BEGIN EXTRACTED MATERIAL
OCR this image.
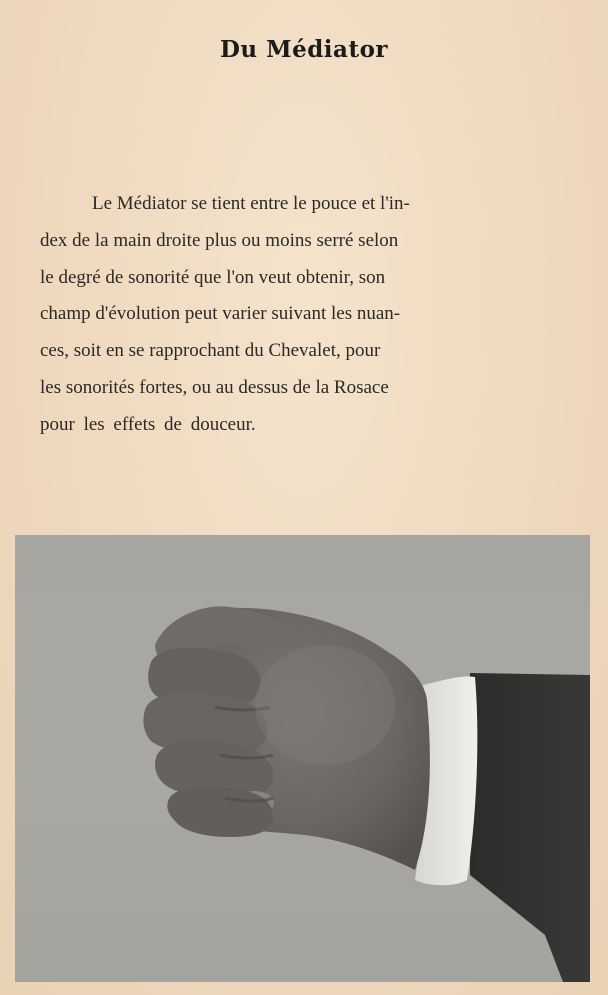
Du Médiator
Le Médiator se tient entre le pouce et l'in-
dex de la main droite plus ou moins serré selon
le degré de sonorité que l'on veut obtenir, son
champ d'évolution peut varier suivant les nuan-
ces, soit en se rapprochant du Chevalet, pour
les sonorités fortes, ou au dessus de la Rosace
pour les effets de douceur.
END EXTRACTED MATERIAL
WHAT THE TASK ASKS:
Write the records out once more, exactly as they appear, with no pictures.

FINISHED ANSWER:
OCR this image.
Du Médiator
Le Médiator se tient entre le pouce et l'in-
dex de la main droite plus ou moins serré selon
le degré de sonorité que l'on veut obtenir, son
champ d'évolution peut varier suivant les nuan-
ces, soit en se rapprochant du Chevalet, pour
les sonorités fortes, ou au dessus de la Rosace
pour les effets de douceur.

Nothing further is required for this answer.